(Stored entries)
○ ○ ○ ○ ○ ○ ○
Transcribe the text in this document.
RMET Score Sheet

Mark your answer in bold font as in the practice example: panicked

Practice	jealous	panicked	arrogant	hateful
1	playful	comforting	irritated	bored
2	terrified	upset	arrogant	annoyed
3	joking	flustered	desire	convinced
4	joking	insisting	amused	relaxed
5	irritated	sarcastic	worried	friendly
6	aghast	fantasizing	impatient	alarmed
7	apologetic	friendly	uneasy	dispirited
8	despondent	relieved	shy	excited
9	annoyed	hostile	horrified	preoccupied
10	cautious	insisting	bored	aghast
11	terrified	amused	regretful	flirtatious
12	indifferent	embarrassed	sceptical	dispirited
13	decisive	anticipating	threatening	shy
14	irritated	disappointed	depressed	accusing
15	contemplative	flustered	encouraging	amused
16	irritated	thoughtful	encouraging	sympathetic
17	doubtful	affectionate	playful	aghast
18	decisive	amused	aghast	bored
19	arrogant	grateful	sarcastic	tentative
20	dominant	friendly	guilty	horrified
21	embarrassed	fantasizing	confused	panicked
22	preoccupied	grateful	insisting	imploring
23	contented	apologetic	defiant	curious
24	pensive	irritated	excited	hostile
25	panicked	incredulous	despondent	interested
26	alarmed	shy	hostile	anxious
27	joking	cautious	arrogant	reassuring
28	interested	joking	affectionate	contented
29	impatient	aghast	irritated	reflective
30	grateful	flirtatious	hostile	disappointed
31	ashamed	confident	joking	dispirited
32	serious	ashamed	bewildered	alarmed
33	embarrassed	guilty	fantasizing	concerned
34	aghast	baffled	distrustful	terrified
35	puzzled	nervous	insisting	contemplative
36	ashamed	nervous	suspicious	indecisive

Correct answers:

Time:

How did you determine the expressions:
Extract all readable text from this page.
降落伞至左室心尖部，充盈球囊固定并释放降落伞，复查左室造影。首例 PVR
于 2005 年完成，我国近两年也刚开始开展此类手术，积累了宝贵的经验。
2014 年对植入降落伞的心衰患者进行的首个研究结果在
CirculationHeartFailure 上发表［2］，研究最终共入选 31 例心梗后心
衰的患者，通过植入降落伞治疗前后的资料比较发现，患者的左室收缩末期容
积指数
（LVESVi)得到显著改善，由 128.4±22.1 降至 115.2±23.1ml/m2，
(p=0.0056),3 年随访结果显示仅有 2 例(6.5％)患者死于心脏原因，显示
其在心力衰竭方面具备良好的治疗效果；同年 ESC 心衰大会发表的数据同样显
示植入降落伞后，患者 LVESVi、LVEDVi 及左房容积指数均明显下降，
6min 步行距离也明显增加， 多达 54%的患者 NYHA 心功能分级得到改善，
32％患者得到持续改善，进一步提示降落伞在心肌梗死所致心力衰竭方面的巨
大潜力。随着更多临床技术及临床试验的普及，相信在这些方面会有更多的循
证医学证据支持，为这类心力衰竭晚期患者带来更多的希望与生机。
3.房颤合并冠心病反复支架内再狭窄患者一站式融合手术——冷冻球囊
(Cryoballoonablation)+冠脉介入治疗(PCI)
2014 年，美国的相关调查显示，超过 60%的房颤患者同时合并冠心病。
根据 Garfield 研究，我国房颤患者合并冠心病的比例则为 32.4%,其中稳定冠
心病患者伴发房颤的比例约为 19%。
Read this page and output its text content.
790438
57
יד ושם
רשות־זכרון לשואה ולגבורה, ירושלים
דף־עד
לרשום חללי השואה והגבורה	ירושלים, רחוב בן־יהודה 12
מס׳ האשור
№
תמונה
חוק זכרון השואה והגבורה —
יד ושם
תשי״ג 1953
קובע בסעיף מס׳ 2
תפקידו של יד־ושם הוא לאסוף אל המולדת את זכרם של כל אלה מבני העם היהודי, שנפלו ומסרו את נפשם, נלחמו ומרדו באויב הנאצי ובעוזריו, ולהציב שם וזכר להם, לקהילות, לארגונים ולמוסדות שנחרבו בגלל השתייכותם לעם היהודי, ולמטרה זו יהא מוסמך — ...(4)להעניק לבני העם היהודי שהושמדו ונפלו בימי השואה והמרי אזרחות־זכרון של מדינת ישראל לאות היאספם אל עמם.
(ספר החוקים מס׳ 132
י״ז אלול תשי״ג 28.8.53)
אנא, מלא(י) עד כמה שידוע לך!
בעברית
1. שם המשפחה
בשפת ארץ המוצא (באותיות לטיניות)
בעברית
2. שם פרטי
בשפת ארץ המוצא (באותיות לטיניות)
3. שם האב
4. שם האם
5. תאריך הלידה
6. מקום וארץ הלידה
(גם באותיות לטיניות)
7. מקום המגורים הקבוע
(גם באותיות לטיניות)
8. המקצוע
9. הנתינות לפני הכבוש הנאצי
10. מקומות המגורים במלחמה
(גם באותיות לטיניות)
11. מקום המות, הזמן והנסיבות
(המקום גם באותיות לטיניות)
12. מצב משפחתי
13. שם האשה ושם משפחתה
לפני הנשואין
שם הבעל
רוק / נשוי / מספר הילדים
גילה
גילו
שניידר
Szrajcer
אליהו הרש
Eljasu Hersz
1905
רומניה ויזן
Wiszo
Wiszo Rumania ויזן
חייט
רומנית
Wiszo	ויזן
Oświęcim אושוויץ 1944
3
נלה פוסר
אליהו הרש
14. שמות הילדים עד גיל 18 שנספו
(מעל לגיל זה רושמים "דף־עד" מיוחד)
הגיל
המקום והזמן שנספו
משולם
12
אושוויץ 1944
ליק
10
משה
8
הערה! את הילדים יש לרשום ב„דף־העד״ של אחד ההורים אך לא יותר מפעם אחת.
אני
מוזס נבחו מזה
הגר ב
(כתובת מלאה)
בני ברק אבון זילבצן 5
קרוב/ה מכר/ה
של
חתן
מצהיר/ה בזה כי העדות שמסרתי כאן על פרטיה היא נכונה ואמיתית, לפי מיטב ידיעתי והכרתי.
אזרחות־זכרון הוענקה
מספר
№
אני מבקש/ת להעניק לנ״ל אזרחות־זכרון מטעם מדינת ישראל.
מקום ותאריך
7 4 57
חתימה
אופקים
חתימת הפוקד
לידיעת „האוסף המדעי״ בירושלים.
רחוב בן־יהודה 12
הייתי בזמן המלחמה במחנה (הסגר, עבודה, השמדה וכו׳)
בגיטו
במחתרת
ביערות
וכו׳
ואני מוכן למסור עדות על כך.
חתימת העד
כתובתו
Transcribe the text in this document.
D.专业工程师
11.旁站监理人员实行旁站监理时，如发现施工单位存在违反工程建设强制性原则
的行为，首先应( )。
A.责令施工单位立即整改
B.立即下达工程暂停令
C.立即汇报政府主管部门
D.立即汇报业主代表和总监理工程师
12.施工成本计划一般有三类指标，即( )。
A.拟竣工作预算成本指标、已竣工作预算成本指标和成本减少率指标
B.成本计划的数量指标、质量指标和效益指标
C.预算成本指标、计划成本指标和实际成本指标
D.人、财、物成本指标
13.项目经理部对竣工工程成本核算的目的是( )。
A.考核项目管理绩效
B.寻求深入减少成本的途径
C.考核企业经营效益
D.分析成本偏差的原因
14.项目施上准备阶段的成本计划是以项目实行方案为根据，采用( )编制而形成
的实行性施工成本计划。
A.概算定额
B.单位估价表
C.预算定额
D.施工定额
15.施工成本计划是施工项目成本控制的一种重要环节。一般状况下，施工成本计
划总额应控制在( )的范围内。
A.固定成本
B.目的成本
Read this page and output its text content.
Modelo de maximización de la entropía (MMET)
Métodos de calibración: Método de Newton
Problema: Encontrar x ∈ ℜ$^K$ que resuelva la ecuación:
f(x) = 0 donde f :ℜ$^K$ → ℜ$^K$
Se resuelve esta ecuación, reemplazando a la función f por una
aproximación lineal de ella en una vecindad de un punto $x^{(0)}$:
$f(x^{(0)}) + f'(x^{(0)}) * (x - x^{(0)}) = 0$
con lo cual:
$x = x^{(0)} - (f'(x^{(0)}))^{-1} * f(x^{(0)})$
○ ○ ○ ○ ○ ○ ○
▶ **THE PROBLEM**
Tally the lines of the listing above that include the word "guilty". Answer with the number alone.

▶ **OUTPUT OF THE TASK**
2